*RECORDS SHOWN*:
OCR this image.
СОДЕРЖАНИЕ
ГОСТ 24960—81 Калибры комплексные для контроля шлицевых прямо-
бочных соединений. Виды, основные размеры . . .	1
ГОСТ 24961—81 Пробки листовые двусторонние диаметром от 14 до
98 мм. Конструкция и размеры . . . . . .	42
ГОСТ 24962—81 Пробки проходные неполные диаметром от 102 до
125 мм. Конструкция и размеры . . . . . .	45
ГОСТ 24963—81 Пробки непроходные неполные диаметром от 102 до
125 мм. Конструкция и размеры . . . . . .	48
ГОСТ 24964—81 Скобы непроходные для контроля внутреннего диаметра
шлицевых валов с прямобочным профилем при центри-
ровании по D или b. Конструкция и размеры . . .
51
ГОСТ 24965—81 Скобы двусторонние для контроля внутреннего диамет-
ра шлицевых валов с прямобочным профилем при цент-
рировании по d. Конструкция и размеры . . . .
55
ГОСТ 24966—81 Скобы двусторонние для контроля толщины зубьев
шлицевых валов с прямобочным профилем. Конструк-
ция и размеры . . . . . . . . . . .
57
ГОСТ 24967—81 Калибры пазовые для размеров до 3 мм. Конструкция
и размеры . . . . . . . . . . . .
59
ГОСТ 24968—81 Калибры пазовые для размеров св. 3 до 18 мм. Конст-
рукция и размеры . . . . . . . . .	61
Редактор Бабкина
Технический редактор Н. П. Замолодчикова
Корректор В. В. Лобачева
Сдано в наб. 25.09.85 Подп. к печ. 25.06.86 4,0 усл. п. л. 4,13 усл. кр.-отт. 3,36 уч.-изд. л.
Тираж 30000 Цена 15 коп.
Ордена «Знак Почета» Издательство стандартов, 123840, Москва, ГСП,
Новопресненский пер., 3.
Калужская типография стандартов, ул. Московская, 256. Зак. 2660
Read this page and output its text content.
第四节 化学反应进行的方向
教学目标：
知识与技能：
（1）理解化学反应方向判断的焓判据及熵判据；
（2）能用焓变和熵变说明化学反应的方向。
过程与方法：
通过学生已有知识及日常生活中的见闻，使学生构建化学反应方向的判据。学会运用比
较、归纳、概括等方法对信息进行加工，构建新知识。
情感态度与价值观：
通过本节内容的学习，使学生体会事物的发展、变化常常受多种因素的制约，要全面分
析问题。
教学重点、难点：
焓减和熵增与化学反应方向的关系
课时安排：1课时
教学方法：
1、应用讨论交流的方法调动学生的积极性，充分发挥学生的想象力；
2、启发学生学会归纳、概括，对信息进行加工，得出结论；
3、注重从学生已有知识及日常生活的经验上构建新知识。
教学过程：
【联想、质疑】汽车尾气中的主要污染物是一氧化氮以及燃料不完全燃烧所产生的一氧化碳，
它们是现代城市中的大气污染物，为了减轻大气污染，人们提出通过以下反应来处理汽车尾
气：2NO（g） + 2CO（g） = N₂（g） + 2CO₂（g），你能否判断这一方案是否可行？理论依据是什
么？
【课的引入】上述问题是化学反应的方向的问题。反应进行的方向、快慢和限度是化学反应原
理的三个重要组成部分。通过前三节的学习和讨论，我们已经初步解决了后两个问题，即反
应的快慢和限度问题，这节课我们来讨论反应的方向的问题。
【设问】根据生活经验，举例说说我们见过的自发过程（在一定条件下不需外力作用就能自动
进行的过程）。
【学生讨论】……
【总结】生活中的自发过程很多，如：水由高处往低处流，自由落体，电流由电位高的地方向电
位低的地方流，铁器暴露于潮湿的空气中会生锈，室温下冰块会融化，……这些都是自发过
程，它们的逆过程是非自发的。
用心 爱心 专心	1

*WRITTEN REQUEST*: Your answer should be only a number: how many lines of the data above contain the string "прямобочным"?

*TASK RESULT*: 3